# START OF Data to process

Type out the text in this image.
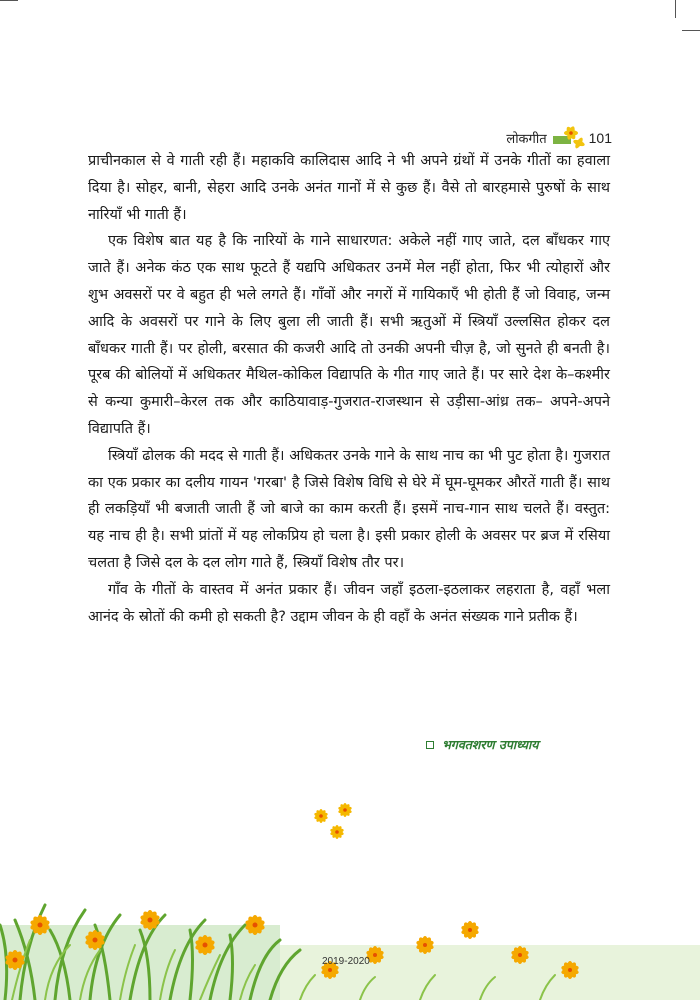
लोकगीत	101

प्राचीनकाल से वे गाती रही हैं। महाकवि कालिदास आदि ने भी अपने ग्रंथों में उनके गीतों का हवाला दिया है। सोहर, बानी, सेहरा आदि उनके अनंत गानों में से कुछ हैं। वैसे तो बारहमासे पुरुषों के साथ नारियाँ भी गाती हैं।

एक विशेष बात यह है कि नारियों के गाने साधारणत: अकेले नहीं गाए जाते, दल बाँधकर गाए जाते हैं। अनेक कंठ एक साथ फूटते हैं यद्यपि अधिकतर उनमें मेल नहीं होता, फिर भी त्योहारों और शुभ अवसरों पर वे बहुत ही भले लगते हैं। गाँवों और नगरों में गायिकाएँ भी होती हैं जो विवाह, जन्म आदि के अवसरों पर गाने के लिए बुला ली जाती हैं। सभी ऋतुओं में स्त्रियाँ उल्लसित होकर दल बाँधकर गाती हैं। पर होली, बरसात की कजरी आदि तो उनकी अपनी चीज़ है, जो सुनते ही बनती है। पूरब की बोलियों में अधिकतर मैथिल-कोकिल विद्यापति के गीत गाए जाते हैं। पर सारे देश के–कश्मीर से कन्या कुमारी–केरल तक और काठियावाड़-गुजरात-राजस्थान से उड़ीसा-आंध्र तक– अपने-अपने विद्यापति हैं।

स्त्रियाँ ढोलक की मदद से गाती हैं। अधिकतर उनके गाने के साथ नाच का भी पुट होता है। गुजरात का एक प्रकार का दलीय गायन 'गरबा' है जिसे विशेष विधि से घेरे में घूम-घूमकर औरतें गाती हैं। साथ ही लकड़ियाँ भी बजाती जाती हैं जो बाजे का काम करती हैं। इसमें नाच-गान साथ चलते हैं। वस्तुत: यह नाच ही है। सभी प्रांतों में यह लोकप्रिय हो चला है। इसी प्रकार होली के अवसर पर ब्रज में रसिया चलता है जिसे दल के दल लोग गाते हैं, स्त्रियाँ विशेष तौर पर।

गाँव के गीतों के वास्तव में अनंत प्रकार हैं। जीवन जहाँ इठला-इठलाकर लहराता है, वहाँ भला आनंद के स्रोतों की कमी हो सकती है? उद्दाम जीवन के ही वहाँ के अनंत संख्यक गाने प्रतीक हैं।

भगवतशरण उपाध्याय
2019-2020
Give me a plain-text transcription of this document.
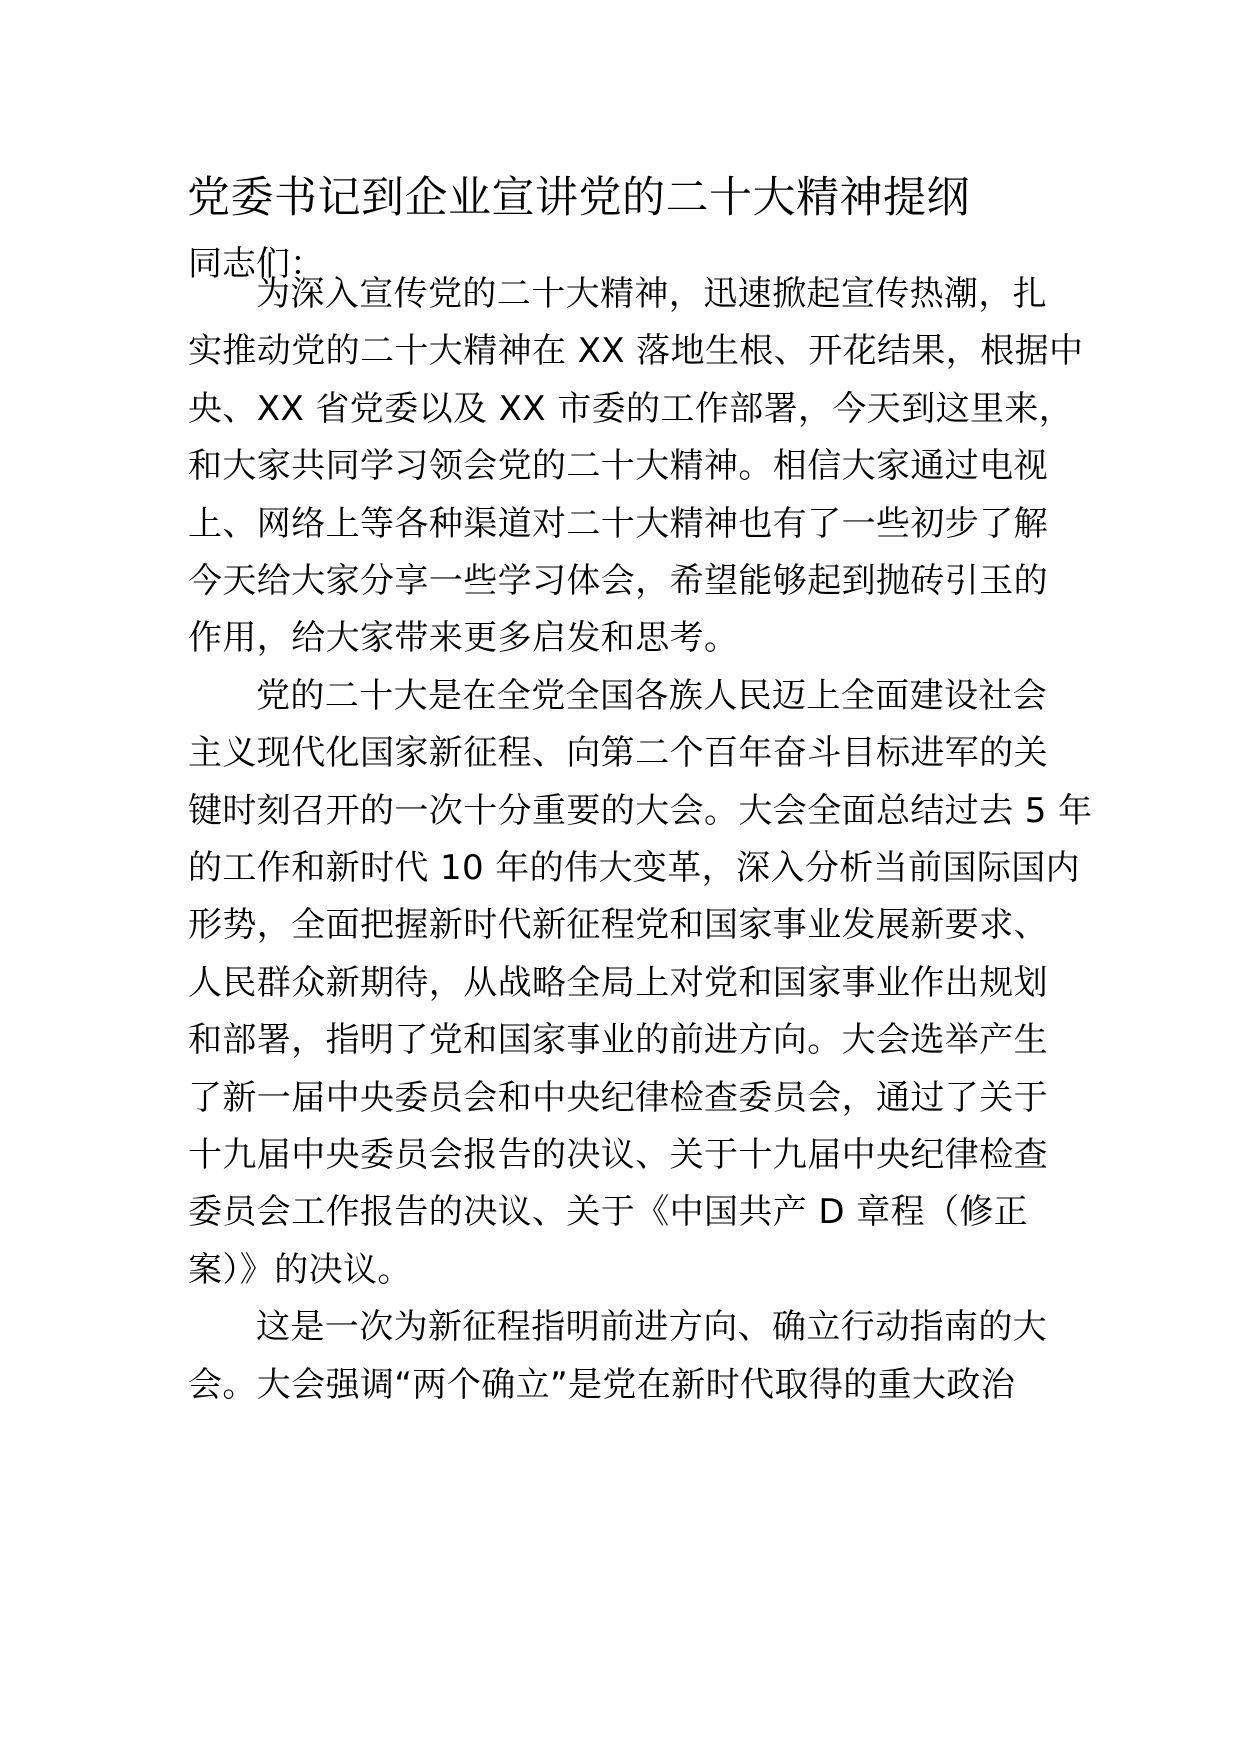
党委书记到企业宣讲党的二十大精神提纲
同志们：
为深入宣传党的二十大精神，迅速掀起宣传热潮，扎
实推动党的二十大精神在 XX 落地生根、开花结果，根据中
央、XX 省党委以及 XX 市委的工作部署，今天到这里来，
和大家共同学习领会党的二十大精神。相信大家通过电视
上、网络上等各种渠道对二十大精神也有了一些初步了解
今天给大家分享一些学习体会，希望能够起到抛砖引玉的
作用，给大家带来更多启发和思考。
党的二十大是在全党全国各族人民迈上全面建设社会
主义现代化国家新征程、向第二个百年奋斗目标进军的关
键时刻召开的一次十分重要的大会。大会全面总结过去 5 年
的工作和新时代 10 年的伟大变革，深入分析当前国际国内
形势，全面把握新时代新征程党和国家事业发展新要求、
人民群众新期待，从战略全局上对党和国家事业作出规划
和部署，指明了党和国家事业的前进方向。大会选举产生
了新一届中央委员会和中央纪律检查委员会，通过了关于
十九届中央委员会报告的决议、关于十九届中央纪律检查
委员会工作报告的决议、关于《中国共产 D 章程（修正
案）》的决议。
这是一次为新征程指明前进方向、确立行动指南的大
会。大会强调“两个确立”是党在新时代取得的重大政治
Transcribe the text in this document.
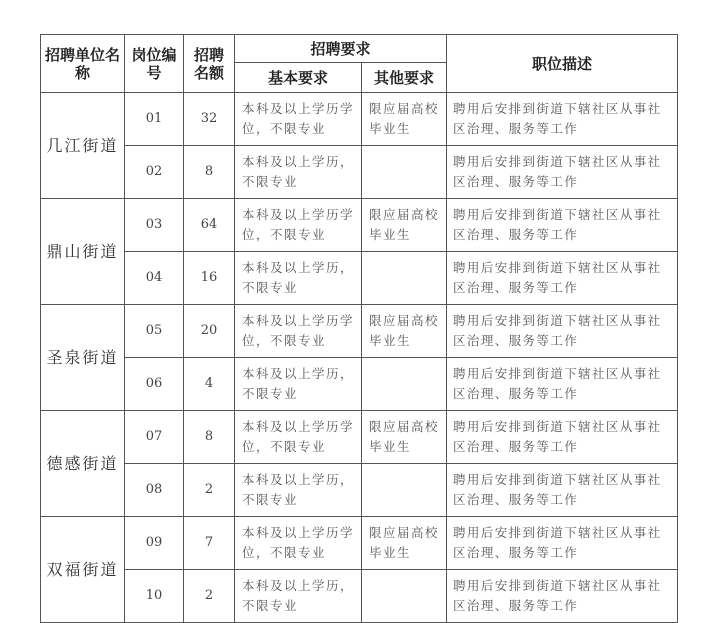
招聘单位名称	岗位编号	招聘名额	招聘要求		职位描述
			基本要求	其他要求	
几江街道	01	32	本科及以上学历学位，不限专业	限应届高校毕业生	聘用后安排到街道下辖社区从事社区治理、服务等工作
	02	8	本科及以上学历，不限专业		聘用后安排到街道下辖社区从事社区治理、服务等工作
鼎山街道	03	64	本科及以上学历学位，不限专业	限应届高校毕业生	聘用后安排到街道下辖社区从事社区治理、服务等工作
	04	16	本科及以上学历，不限专业		聘用后安排到街道下辖社区从事社区治理、服务等工作
圣泉街道	05	20	本科及以上学历学位，不限专业	限应届高校毕业生	聘用后安排到街道下辖社区从事社区治理、服务等工作
	06	4	本科及以上学历，不限专业		聘用后安排到街道下辖社区从事社区治理、服务等工作
德感街道	07	8	本科及以上学历学位，不限专业	限应届高校毕业生	聘用后安排到街道下辖社区从事社区治理、服务等工作
	08	2	本科及以上学历，不限专业		聘用后安排到街道下辖社区从事社区治理、服务等工作
双福街道	09	7	本科及以上学历学位，不限专业	限应届高校毕业生	聘用后安排到街道下辖社区从事社区治理、服务等工作
	10	2	本科及以上学历，不限专业		聘用后安排到街道下辖社区从事社区治理、服务等工作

# END OF Data to process

- _The problem_: Images should not appear in the copy; retype the listing above exactly.

- _Solution to the exercise_:
Type out the text in this image.
लोकगीत	101

प्राचीनकाल से वे गाती रही हैं। महाकवि कालिदास आदि ने भी अपने ग्रंथों में उनके गीतों का हवाला दिया है। सोहर, बानी, सेहरा आदि उनके अनंत गानों में से कुछ हैं। वैसे तो बारहमासे पुरुषों के साथ नारियाँ भी गाती हैं।

एक विशेष बात यह है कि नारियों के गाने साधारणत: अकेले नहीं गाए जाते, दल बाँधकर गाए जाते हैं। अनेक कंठ एक साथ फूटते हैं यद्यपि अधिकतर उनमें मेल नहीं होता, फिर भी त्योहारों और शुभ अवसरों पर वे बहुत ही भले लगते हैं। गाँवों और नगरों में गायिकाएँ भी होती हैं जो विवाह, जन्म आदि के अवसरों पर गाने के लिए बुला ली जाती हैं। सभी ऋतुओं में स्त्रियाँ उल्लसित होकर दल बाँधकर गाती हैं। पर होली, बरसात की कजरी आदि तो उनकी अपनी चीज़ है, जो सुनते ही बनती है। पूरब की बोलियों में अधिकतर मैथिल-कोकिल विद्यापति के गीत गाए जाते हैं। पर सारे देश के–कश्मीर से कन्या कुमारी–केरल तक और काठियावाड़-गुजरात-राजस्थान से उड़ीसा-आंध्र तक– अपने-अपने विद्यापति हैं।

स्त्रियाँ ढोलक की मदद से गाती हैं। अधिकतर उनके गाने के साथ नाच का भी पुट होता है। गुजरात का एक प्रकार का दलीय गायन 'गरबा' है जिसे विशेष विधि से घेरे में घूम-घूमकर औरतें गाती हैं। साथ ही लकड़ियाँ भी बजाती जाती हैं जो बाजे का काम करती हैं। इसमें नाच-गान साथ चलते हैं। वस्तुत: यह नाच ही है। सभी प्रांतों में यह लोकप्रिय हो चला है। इसी प्रकार होली के अवसर पर ब्रज में रसिया चलता है जिसे दल के दल लोग गाते हैं, स्त्रियाँ विशेष तौर पर।

गाँव के गीतों के वास्तव में अनंत प्रकार हैं। जीवन जहाँ इठला-इठलाकर लहराता है, वहाँ भला आनंद के स्रोतों की कमी हो सकती है? उद्दाम जीवन के ही वहाँ के अनंत संख्यक गाने प्रतीक हैं।

भगवतशरण उपाध्याय
2019-2020
Give me a plain-text transcription of this document.
党委书记到企业宣讲党的二十大精神提纲
同志们：
为深入宣传党的二十大精神，迅速掀起宣传热潮，扎
实推动党的二十大精神在 XX 落地生根、开花结果，根据中
央、XX 省党委以及 XX 市委的工作部署，今天到这里来，
和大家共同学习领会党的二十大精神。相信大家通过电视
上、网络上等各种渠道对二十大精神也有了一些初步了解
今天给大家分享一些学习体会，希望能够起到抛砖引玉的
作用，给大家带来更多启发和思考。
党的二十大是在全党全国各族人民迈上全面建设社会
主义现代化国家新征程、向第二个百年奋斗目标进军的关
键时刻召开的一次十分重要的大会。大会全面总结过去 5 年
的工作和新时代 10 年的伟大变革，深入分析当前国际国内
形势，全面把握新时代新征程党和国家事业发展新要求、
人民群众新期待，从战略全局上对党和国家事业作出规划
和部署，指明了党和国家事业的前进方向。大会选举产生
了新一届中央委员会和中央纪律检查委员会，通过了关于
十九届中央委员会报告的决议、关于十九届中央纪律检查
委员会工作报告的决议、关于《中国共产 D 章程（修正
案）》的决议。
这是一次为新征程指明前进方向、确立行动指南的大
会。大会强调“两个确立”是党在新时代取得的重大政治
Transcribe the text in this document.
招聘单位名称	岗位编号	招聘名额	招聘要求		职位描述
			基本要求	其他要求	
几江街道	01	32	本科及以上学历学位，不限专业	限应届高校毕业生	聘用后安排到街道下辖社区从事社区治理、服务等工作
	02	8	本科及以上学历，不限专业		聘用后安排到街道下辖社区从事社区治理、服务等工作
鼎山街道	03	64	本科及以上学历学位，不限专业	限应届高校毕业生	聘用后安排到街道下辖社区从事社区治理、服务等工作
	04	16	本科及以上学历，不限专业		聘用后安排到街道下辖社区从事社区治理、服务等工作
圣泉街道	05	20	本科及以上学历学位，不限专业	限应届高校毕业生	聘用后安排到街道下辖社区从事社区治理、服务等工作
	06	4	本科及以上学历，不限专业		聘用后安排到街道下辖社区从事社区治理、服务等工作
德感街道	07	8	本科及以上学历学位，不限专业	限应届高校毕业生	聘用后安排到街道下辖社区从事社区治理、服务等工作
	08	2	本科及以上学历，不限专业		聘用后安排到街道下辖社区从事社区治理、服务等工作
双福街道	09	7	本科及以上学历学位，不限专业	限应届高校毕业生	聘用后安排到街道下辖社区从事社区治理、服务等工作
	10	2	本科及以上学历，不限专业		聘用后安排到街道下辖社区从事社区治理、服务等工作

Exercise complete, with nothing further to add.